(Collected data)
Start

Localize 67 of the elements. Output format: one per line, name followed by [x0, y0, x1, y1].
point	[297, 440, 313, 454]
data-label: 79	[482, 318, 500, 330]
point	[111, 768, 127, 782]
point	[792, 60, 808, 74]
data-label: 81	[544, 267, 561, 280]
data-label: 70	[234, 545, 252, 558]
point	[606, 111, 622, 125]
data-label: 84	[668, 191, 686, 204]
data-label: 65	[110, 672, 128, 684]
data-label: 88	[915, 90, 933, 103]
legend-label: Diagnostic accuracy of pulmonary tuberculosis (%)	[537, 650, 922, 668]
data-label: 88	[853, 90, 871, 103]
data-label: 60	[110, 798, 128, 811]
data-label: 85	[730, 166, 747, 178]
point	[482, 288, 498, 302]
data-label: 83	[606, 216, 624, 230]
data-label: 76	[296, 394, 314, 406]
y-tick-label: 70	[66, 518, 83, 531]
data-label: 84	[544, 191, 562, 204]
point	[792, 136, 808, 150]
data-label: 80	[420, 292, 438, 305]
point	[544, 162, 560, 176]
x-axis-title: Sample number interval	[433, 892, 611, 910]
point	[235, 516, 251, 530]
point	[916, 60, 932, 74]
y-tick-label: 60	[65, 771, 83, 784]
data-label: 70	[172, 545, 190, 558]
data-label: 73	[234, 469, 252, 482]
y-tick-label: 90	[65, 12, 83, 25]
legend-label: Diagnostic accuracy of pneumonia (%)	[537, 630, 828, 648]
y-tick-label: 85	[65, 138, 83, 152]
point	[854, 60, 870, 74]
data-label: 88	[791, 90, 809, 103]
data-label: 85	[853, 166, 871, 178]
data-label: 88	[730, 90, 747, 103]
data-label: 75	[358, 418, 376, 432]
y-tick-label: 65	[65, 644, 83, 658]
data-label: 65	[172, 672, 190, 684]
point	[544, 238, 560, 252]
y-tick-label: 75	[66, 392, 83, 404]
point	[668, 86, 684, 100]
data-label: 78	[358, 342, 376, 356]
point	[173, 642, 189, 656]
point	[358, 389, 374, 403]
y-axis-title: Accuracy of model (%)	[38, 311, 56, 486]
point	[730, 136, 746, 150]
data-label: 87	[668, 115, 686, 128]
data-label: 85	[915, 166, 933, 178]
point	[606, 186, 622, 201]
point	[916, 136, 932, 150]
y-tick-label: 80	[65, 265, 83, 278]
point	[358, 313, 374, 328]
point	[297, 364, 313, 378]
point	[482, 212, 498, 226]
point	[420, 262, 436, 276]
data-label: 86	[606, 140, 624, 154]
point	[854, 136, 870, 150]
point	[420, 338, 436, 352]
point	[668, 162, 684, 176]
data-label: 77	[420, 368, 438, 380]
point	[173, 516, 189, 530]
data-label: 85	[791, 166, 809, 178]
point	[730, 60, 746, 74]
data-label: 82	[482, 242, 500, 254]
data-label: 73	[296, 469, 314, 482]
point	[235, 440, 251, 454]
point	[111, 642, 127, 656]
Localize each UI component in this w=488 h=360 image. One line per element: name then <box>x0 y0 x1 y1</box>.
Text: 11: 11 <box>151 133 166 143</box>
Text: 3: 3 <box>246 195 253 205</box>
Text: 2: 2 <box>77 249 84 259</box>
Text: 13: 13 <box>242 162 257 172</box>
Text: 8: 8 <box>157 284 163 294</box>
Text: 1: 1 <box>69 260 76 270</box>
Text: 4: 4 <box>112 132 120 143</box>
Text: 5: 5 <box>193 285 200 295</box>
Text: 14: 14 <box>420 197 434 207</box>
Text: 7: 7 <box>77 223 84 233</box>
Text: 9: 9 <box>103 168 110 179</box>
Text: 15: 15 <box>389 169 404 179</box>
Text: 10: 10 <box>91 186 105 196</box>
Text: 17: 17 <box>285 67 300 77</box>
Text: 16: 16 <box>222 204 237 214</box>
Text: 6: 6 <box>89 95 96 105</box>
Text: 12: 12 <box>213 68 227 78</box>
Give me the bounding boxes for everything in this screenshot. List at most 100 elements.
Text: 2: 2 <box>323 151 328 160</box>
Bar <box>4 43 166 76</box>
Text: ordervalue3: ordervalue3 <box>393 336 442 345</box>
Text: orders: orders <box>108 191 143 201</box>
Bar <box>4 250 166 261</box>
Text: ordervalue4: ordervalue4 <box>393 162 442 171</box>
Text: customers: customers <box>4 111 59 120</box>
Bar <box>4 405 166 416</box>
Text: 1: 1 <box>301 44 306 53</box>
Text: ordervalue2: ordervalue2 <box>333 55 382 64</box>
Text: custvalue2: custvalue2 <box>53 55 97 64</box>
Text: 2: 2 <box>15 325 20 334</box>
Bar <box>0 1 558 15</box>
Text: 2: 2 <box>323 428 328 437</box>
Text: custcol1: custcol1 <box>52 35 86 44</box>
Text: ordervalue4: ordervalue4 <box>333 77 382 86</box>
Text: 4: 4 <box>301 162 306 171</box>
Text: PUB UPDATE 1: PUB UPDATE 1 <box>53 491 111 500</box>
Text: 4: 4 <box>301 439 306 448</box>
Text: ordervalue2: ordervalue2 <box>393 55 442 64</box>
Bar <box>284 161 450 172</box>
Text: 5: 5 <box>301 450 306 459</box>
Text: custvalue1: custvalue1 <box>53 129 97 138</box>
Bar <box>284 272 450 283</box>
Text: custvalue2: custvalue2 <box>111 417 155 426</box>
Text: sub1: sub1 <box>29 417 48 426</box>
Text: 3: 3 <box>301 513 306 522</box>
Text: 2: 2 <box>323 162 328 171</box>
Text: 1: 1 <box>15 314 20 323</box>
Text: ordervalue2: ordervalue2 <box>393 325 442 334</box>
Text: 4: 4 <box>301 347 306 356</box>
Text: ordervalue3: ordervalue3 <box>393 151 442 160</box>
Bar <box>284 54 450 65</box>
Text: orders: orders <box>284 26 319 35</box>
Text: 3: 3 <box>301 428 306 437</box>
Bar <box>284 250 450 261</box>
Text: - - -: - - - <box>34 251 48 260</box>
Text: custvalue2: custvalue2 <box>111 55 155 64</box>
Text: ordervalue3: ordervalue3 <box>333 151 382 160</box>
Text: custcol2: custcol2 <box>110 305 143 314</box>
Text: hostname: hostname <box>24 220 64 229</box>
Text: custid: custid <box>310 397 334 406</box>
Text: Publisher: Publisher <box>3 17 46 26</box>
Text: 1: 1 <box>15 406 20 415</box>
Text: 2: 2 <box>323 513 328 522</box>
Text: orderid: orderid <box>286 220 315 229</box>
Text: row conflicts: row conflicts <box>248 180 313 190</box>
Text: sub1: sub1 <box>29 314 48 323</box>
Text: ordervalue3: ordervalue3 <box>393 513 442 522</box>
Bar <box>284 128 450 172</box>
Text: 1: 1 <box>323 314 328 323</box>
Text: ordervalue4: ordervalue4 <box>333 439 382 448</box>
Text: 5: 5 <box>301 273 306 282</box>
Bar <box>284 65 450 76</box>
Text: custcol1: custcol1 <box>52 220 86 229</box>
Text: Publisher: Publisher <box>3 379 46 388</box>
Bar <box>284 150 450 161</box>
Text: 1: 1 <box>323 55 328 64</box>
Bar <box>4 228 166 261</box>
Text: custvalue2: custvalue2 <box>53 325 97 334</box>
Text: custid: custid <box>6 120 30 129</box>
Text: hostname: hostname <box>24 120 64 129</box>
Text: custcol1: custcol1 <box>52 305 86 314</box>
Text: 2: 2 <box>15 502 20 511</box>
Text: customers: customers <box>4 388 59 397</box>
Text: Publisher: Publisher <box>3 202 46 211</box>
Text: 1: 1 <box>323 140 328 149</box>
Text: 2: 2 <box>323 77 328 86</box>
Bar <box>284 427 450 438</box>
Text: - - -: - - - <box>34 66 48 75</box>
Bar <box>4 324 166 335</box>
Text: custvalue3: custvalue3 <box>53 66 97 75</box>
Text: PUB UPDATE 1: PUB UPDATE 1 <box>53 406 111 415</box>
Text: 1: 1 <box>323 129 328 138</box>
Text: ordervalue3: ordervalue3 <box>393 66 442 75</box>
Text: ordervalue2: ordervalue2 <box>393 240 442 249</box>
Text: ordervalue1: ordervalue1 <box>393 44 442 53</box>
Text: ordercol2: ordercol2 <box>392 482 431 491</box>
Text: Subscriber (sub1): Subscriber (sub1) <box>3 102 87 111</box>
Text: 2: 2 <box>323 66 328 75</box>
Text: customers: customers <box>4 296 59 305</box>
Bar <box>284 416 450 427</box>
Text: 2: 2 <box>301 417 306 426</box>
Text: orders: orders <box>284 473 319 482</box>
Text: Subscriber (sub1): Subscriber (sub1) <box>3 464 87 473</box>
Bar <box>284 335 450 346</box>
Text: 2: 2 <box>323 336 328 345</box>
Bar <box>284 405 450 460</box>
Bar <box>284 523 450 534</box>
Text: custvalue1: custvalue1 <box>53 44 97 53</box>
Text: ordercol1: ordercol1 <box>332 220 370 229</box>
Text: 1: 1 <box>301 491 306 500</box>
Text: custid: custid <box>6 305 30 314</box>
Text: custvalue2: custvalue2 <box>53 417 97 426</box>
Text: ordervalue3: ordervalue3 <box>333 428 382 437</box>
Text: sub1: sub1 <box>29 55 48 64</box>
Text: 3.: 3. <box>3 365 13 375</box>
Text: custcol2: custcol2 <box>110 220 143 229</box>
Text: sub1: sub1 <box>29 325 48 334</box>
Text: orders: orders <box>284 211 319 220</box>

End

Set task: Please reproduce the stretch of the records from the very beginning through the line containing "644, 83, 658]", including that line, unchanged.

Finished task:
Localize 67 of the elements. Output format: one per line, name followed by [x0, y0, x1, y1].
point	[297, 440, 313, 454]
data-label: 79	[482, 318, 500, 330]
point	[111, 768, 127, 782]
point	[792, 60, 808, 74]
data-label: 81	[544, 267, 561, 280]
data-label: 70	[234, 545, 252, 558]
point	[606, 111, 622, 125]
data-label: 84	[668, 191, 686, 204]
data-label: 65	[110, 672, 128, 684]
data-label: 88	[915, 90, 933, 103]
legend-label: Diagnostic accuracy of pulmonary tuberculosis (%)	[537, 650, 922, 668]
data-label: 88	[853, 90, 871, 103]
data-label: 60	[110, 798, 128, 811]
data-label: 85	[730, 166, 747, 178]
point	[482, 288, 498, 302]
data-label: 83	[606, 216, 624, 230]
data-label: 76	[296, 394, 314, 406]
y-tick-label: 70	[66, 518, 83, 531]
data-label: 84	[544, 191, 562, 204]
point	[792, 136, 808, 150]
data-label: 80	[420, 292, 438, 305]
point	[544, 162, 560, 176]
x-axis-title: Sample number interval	[433, 892, 611, 910]
point	[235, 516, 251, 530]
point	[916, 60, 932, 74]
y-tick-label: 60	[65, 771, 83, 784]
data-label: 70	[172, 545, 190, 558]
data-label: 73	[234, 469, 252, 482]
y-tick-label: 90	[65, 12, 83, 25]
legend-label: Diagnostic accuracy of pneumonia (%)	[537, 630, 828, 648]
y-tick-label: 85	[65, 138, 83, 152]
point	[854, 60, 870, 74]
data-label: 88	[791, 90, 809, 103]
data-label: 85	[853, 166, 871, 178]
data-label: 88	[730, 90, 747, 103]
data-label: 75	[358, 418, 376, 432]
y-tick-label: 65	[65, 644, 83, 658]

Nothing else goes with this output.